>> Start Supplied data

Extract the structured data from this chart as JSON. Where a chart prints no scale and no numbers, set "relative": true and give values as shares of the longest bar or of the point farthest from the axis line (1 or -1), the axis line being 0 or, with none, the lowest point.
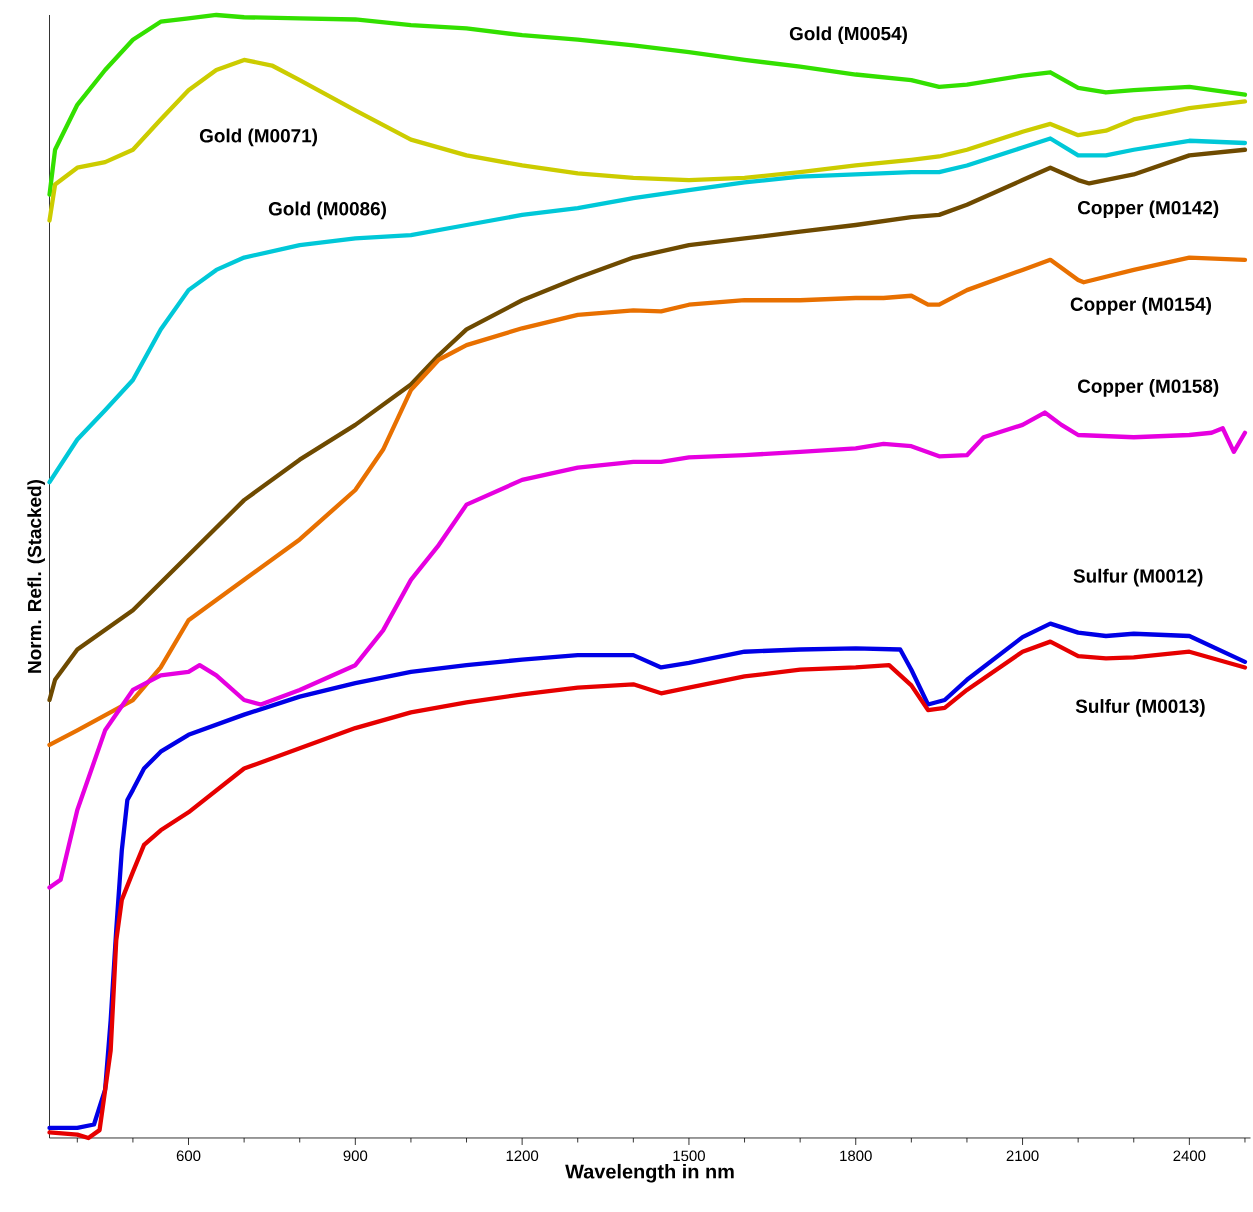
{
  "chart_data": {
    "type": "line",
    "relative": true,
    "xlabel": "Wavelength in nm",
    "ylabel": "Norm. Refl. (Stacked)",
    "xlim": [
      350,
      2510
    ],
    "xticks": [
      {
        "value": 400,
        "label": null
      },
      {
        "value": 500,
        "label": null
      },
      600,
      {
        "value": 700,
        "label": null
      },
      {
        "value": 800,
        "label": null
      },
      900,
      {
        "value": 1000,
        "label": null
      },
      {
        "value": 1100,
        "label": null
      },
      1200,
      {
        "value": 1300,
        "label": null
      },
      {
        "value": 1400,
        "label": null
      },
      1500,
      {
        "value": 1600,
        "label": null
      },
      {
        "value": 1700,
        "label": null
      },
      1800,
      {
        "value": 1900,
        "label": null
      },
      {
        "value": 2000,
        "label": null
      },
      2100,
      {
        "value": 2200,
        "label": null
      },
      {
        "value": 2300,
        "label": null
      },
      2400,
      {
        "value": 2500,
        "label": null
      }
    ],
    "tick_labels": "x",
    "marker": "none",
    "line_style": "solid",
    "series": [
      {
        "name": "Gold (M0054)",
        "color": "#33e000",
        "x": [
          350,
          360,
          400,
          450,
          500,
          550,
          600,
          650,
          700,
          800,
          900,
          1000,
          1100,
          1200,
          1300,
          1400,
          1500,
          1600,
          1700,
          1800,
          1900,
          1950,
          2000,
          2100,
          2150,
          2200,
          2250,
          2300,
          2400,
          2500
        ],
        "values": [
          0.84,
          0.88,
          0.92,
          0.951,
          0.978,
          0.994,
          0.997,
          1.0,
          0.998,
          0.997,
          0.996,
          0.991,
          0.988,
          0.982,
          0.978,
          0.973,
          0.967,
          0.96,
          0.954,
          0.947,
          0.942,
          0.936,
          0.938,
          0.946,
          0.949,
          0.935,
          0.931,
          0.933,
          0.936,
          0.929
        ]
      },
      {
        "name": "Gold (M0071)",
        "color": "#cccc00",
        "x": [
          350,
          360,
          400,
          450,
          500,
          550,
          600,
          650,
          700,
          750,
          800,
          900,
          1000,
          1100,
          1200,
          1300,
          1400,
          1500,
          1600,
          1700,
          1800,
          1900,
          1950,
          2000,
          2100,
          2150,
          2200,
          2250,
          2300,
          2400,
          2500
        ],
        "values": [
          0.817,
          0.849,
          0.864,
          0.869,
          0.88,
          0.907,
          0.933,
          0.951,
          0.96,
          0.955,
          0.942,
          0.915,
          0.889,
          0.875,
          0.866,
          0.859,
          0.855,
          0.853,
          0.855,
          0.86,
          0.866,
          0.871,
          0.874,
          0.88,
          0.896,
          0.903,
          0.893,
          0.897,
          0.907,
          0.917,
          0.923
        ]
      },
      {
        "name": "Gold (M0086)",
        "color": "#00c8d8",
        "x": [
          350,
          400,
          450,
          500,
          550,
          600,
          650,
          700,
          800,
          900,
          1000,
          1100,
          1200,
          1300,
          1400,
          1500,
          1600,
          1700,
          1800,
          1900,
          1950,
          2000,
          2100,
          2150,
          2200,
          2250,
          2300,
          2400,
          2500
        ],
        "values": [
          0.584,
          0.622,
          0.648,
          0.675,
          0.72,
          0.755,
          0.773,
          0.784,
          0.795,
          0.801,
          0.804,
          0.813,
          0.822,
          0.828,
          0.837,
          0.844,
          0.851,
          0.856,
          0.858,
          0.86,
          0.86,
          0.866,
          0.882,
          0.89,
          0.875,
          0.875,
          0.88,
          0.888,
          0.886
        ]
      },
      {
        "name": "Copper (M0142)",
        "color": "#6e4a00",
        "x": [
          350,
          360,
          400,
          500,
          600,
          700,
          800,
          900,
          1000,
          1050,
          1100,
          1200,
          1300,
          1400,
          1500,
          1600,
          1700,
          1800,
          1900,
          1950,
          2000,
          2100,
          2150,
          2200,
          2220,
          2300,
          2400,
          2500
        ],
        "values": [
          0.39,
          0.408,
          0.435,
          0.47,
          0.519,
          0.568,
          0.604,
          0.635,
          0.671,
          0.697,
          0.72,
          0.746,
          0.766,
          0.784,
          0.795,
          0.801,
          0.807,
          0.813,
          0.82,
          0.822,
          0.831,
          0.853,
          0.864,
          0.853,
          0.85,
          0.858,
          0.875,
          0.88
        ]
      },
      {
        "name": "Copper (M0154)",
        "color": "#e87000",
        "x": [
          350,
          400,
          500,
          550,
          600,
          700,
          800,
          900,
          950,
          1000,
          1050,
          1100,
          1200,
          1300,
          1400,
          1450,
          1500,
          1600,
          1700,
          1800,
          1850,
          1900,
          1930,
          1950,
          2000,
          2100,
          2150,
          2200,
          2210,
          2300,
          2400,
          2500
        ],
        "values": [
          0.35,
          0.363,
          0.39,
          0.419,
          0.461,
          0.497,
          0.533,
          0.577,
          0.613,
          0.666,
          0.693,
          0.706,
          0.721,
          0.733,
          0.737,
          0.736,
          0.742,
          0.746,
          0.746,
          0.748,
          0.748,
          0.75,
          0.742,
          0.742,
          0.755,
          0.773,
          0.782,
          0.764,
          0.762,
          0.773,
          0.784,
          0.782
        ]
      },
      {
        "name": "Copper (M0158)",
        "color": "#e600e0",
        "x": [
          350,
          370,
          400,
          450,
          500,
          550,
          600,
          620,
          650,
          700,
          730,
          800,
          900,
          950,
          1000,
          1050,
          1100,
          1200,
          1300,
          1400,
          1450,
          1500,
          1600,
          1700,
          1800,
          1850,
          1900,
          1950,
          2000,
          2030,
          2100,
          2140,
          2170,
          2200,
          2300,
          2400,
          2440,
          2460,
          2480,
          2500
        ],
        "values": [
          0.223,
          0.23,
          0.292,
          0.363,
          0.399,
          0.412,
          0.415,
          0.421,
          0.412,
          0.39,
          0.386,
          0.399,
          0.421,
          0.452,
          0.497,
          0.528,
          0.564,
          0.586,
          0.597,
          0.602,
          0.602,
          0.606,
          0.608,
          0.611,
          0.614,
          0.618,
          0.616,
          0.607,
          0.608,
          0.624,
          0.635,
          0.646,
          0.635,
          0.626,
          0.624,
          0.626,
          0.628,
          0.632,
          0.611,
          0.628
        ]
      },
      {
        "name": "Sulfur (M0012)",
        "color": "#0000e6",
        "x": [
          350,
          400,
          430,
          450,
          460,
          470,
          480,
          490,
          500,
          520,
          550,
          600,
          700,
          800,
          900,
          1000,
          1100,
          1200,
          1300,
          1400,
          1450,
          1500,
          1600,
          1700,
          1800,
          1880,
          1900,
          1930,
          1960,
          2000,
          2100,
          2150,
          2200,
          2250,
          2300,
          2400,
          2500
        ],
        "values": [
          0.009,
          0.009,
          0.012,
          0.043,
          0.105,
          0.185,
          0.256,
          0.301,
          0.31,
          0.329,
          0.344,
          0.359,
          0.377,
          0.393,
          0.405,
          0.415,
          0.421,
          0.426,
          0.43,
          0.43,
          0.419,
          0.423,
          0.433,
          0.435,
          0.436,
          0.435,
          0.417,
          0.386,
          0.39,
          0.408,
          0.446,
          0.458,
          0.45,
          0.447,
          0.449,
          0.447,
          0.424
        ]
      },
      {
        "name": "Sulfur (M0013)",
        "color": "#e60000",
        "x": [
          350,
          400,
          420,
          440,
          460,
          470,
          480,
          500,
          520,
          550,
          600,
          700,
          800,
          900,
          1000,
          1100,
          1200,
          1300,
          1400,
          1450,
          1500,
          1600,
          1700,
          1800,
          1860,
          1900,
          1930,
          1960,
          2000,
          2100,
          2150,
          2200,
          2250,
          2300,
          2400,
          2500
        ],
        "values": [
          0.005,
          0.003,
          0.0,
          0.007,
          0.078,
          0.176,
          0.212,
          0.237,
          0.261,
          0.274,
          0.29,
          0.329,
          0.347,
          0.365,
          0.379,
          0.388,
          0.395,
          0.401,
          0.404,
          0.396,
          0.401,
          0.411,
          0.417,
          0.419,
          0.421,
          0.403,
          0.381,
          0.383,
          0.399,
          0.433,
          0.442,
          0.429,
          0.427,
          0.428,
          0.433,
          0.419
        ]
      }
    ]
  }
}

>> End Supplied data

◆ Instruction ◆
Filter the records down to the lines that contain the string "true", and copy those lines.

◆ Task solution ◆
Extract the structured data from this chart as JSON. Where a chart prints no scale and no numbers, set "relative": true and give values as shares of the longest bar or of the point farthest from the axis line (1 or -1), the axis line being 0 or, with none, the lowest point.
    "relative": true,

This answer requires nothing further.